EXERCISE = Below are records; state how many of their lines hold the word "zaro", and give only the figure.

DATASET EXCERPTS =
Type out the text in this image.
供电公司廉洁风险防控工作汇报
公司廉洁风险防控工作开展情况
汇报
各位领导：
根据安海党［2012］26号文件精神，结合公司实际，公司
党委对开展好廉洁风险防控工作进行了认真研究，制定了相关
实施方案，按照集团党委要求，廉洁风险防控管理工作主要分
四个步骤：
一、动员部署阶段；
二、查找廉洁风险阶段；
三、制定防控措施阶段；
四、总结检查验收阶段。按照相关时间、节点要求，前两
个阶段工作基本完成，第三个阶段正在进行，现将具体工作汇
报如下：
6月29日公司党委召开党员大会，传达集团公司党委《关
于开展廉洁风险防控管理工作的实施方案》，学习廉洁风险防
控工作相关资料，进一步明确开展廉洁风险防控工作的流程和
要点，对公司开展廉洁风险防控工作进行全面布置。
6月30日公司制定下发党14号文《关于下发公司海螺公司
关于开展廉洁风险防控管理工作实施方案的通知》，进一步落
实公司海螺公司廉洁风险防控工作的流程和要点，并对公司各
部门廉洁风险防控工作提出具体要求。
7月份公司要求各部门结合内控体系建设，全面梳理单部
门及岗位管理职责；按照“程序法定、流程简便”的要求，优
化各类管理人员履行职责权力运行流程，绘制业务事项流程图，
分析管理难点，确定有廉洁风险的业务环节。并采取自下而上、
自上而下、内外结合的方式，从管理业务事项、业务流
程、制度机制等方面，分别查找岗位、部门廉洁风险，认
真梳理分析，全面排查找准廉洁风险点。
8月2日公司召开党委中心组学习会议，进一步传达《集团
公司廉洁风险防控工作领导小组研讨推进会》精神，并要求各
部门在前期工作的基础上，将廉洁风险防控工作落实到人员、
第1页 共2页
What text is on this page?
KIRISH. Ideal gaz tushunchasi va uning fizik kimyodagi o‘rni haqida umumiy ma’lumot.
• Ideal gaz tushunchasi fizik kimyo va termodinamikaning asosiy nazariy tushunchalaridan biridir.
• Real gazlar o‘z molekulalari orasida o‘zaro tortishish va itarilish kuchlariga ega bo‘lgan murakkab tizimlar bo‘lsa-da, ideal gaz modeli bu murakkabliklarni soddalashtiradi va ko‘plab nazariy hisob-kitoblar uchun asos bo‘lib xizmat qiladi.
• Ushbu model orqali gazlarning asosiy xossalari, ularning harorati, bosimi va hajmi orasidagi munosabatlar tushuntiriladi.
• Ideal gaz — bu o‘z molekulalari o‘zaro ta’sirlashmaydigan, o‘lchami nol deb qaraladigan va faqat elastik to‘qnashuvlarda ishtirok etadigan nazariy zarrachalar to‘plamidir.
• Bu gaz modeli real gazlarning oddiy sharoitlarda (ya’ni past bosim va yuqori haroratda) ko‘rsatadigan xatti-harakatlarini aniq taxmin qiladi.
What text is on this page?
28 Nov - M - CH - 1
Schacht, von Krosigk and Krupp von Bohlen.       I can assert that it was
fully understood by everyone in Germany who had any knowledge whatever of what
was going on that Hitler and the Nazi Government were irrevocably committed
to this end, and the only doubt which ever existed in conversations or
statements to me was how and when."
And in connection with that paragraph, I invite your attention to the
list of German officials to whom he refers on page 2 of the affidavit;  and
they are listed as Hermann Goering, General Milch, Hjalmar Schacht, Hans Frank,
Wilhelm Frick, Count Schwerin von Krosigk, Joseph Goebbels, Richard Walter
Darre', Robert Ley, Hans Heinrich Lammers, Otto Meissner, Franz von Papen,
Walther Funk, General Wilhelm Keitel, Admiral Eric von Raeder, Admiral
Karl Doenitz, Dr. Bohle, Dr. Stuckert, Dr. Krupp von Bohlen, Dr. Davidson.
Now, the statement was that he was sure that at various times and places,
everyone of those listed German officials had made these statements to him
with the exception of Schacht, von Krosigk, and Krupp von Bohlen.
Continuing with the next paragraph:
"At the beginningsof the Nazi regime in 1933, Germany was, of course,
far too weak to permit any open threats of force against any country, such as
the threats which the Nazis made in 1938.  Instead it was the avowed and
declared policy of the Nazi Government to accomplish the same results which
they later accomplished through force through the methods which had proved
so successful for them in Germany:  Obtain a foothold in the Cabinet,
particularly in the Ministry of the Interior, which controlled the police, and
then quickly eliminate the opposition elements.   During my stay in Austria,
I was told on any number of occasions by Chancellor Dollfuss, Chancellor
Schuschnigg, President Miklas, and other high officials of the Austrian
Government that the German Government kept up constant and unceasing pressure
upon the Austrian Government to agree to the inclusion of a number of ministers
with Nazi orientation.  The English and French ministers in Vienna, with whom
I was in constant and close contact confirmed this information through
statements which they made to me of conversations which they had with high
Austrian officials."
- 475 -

WORKED SOLUTION = 2